### Provided passage
──────────────────────────────
I fired off an email to the BOD yesterday to consider replacing the bedspreads with duvets and comforters.

Sterling


----------



## Bwolf (May 30, 2013)

Kauai Kid said:


> I hope you are planning on at least 10 days on the islands.  Jet lag is real and I always suggest at least 10 days from the East Coast.  We use to live in the DC area.  It is a long trip but worth it.  Best if you can break the trip in half.  East Coast to say DFW or Denver and then on to OGG.  You may see a few humpback whales on their way back to Alaska.  Animal the size of a semi able to breach almost out of the water.  Take a whale watch cruise if they are still around.
> 
> I'm working on a trip review of our March trip to the Schooner and should be posting it in the next month.,
> 
> Sterling



Well, my wife's company doesn't like her being gone more than a week, so that is it.  I hear you about jet lag.  It gets me, especially going west.  We'll just have to deal with it.

I've seen the DFW option.  Also, Alaska Air has a flight to Seattle and then to OGG.  Some have suggested flying to the West Coast, sleeping overnight, and flying to OGG in the morning.

Look forward to your review of your trip.


----------



## ww1aerofan (May 30, 2013)

*Sterling for the Board!*

Sterling,

I have 2 weeks, and you have my votes for both! Just like last time you ran..

In my opinion, the only thing I regret about owning at the Schooner is that
the beachfront is poor... 

OK, I know that it is a five min drive to several wonderful beaches,  but I
miss the ability of falling out of bed, jumping into the surf, and then having a 
nice fruit/cereal/bagel breakfast.

The saving grace is the wonderful breakfast at the Kiehi Cafe, which is second only to Napili's Gazebo!


----------



## slip (May 30, 2013)

I think DW is more excited about going to the Gazebo for breakfast than
Anything else we have planned for our trip.:rofl:


----------



## Kauai Kid (May 31, 2013)

ww1aerofan said:


> Sterling,
> 
> I have 2 weeks, and you have my votes for both! Just like last time you ran..
> 
> ...



I've seen some very inaccurate and misleading posts stating you couldn't even walk on the beach in front of the Schooner.  It is nice walking unless a high tide is in.  

We like breakfast at the Five Palms and at Bev Gannon's Restaurant on the Golf Course.    Will try the Kiehi Cafe and Napili's Gazebo next time.
──────────────────────────────
### Recorded information
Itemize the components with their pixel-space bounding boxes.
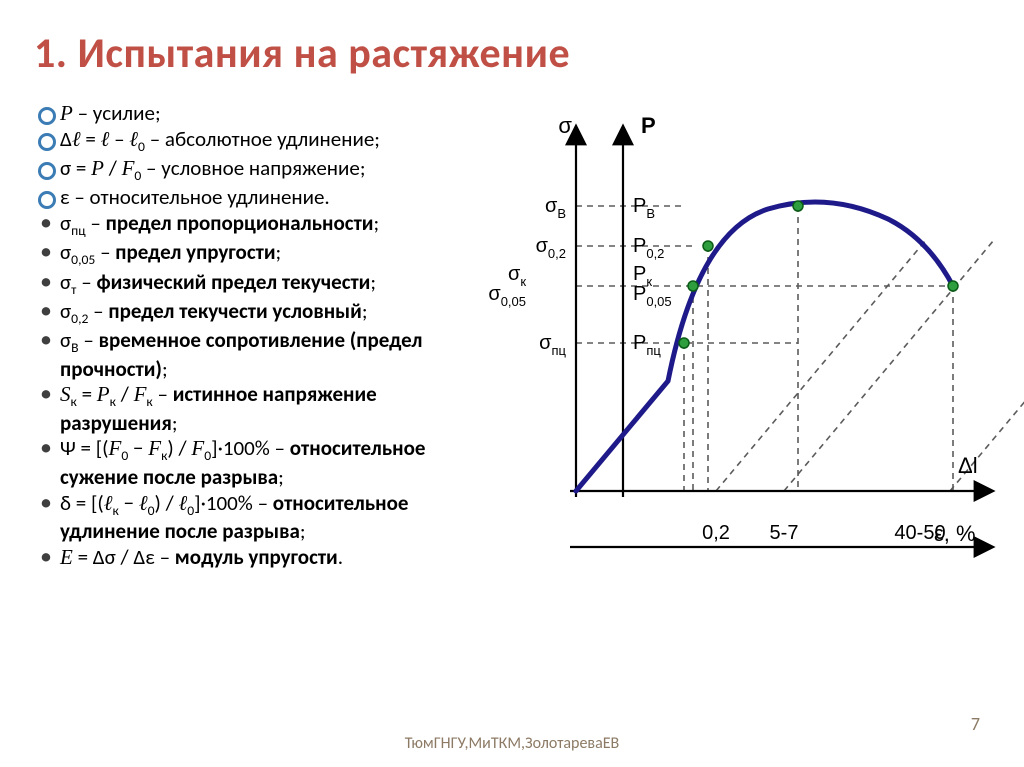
──────────────────────────────
### Objectives
1. Return the part of the forum thread that opens with the words containing "I think DW is" and closes with "(May 31, 2013)", copied word for word.
2. In the forum thread, which breakfast spot is described as second only to Napili's Gazebo?

### Full answers
1.
I think DW is more excited about going to the Gazebo for breakfast than
Anything else we have planned for our trip.:rofl:


----------



## Kauai Kid (May 31, 2013)

2. The Kiehi Cafe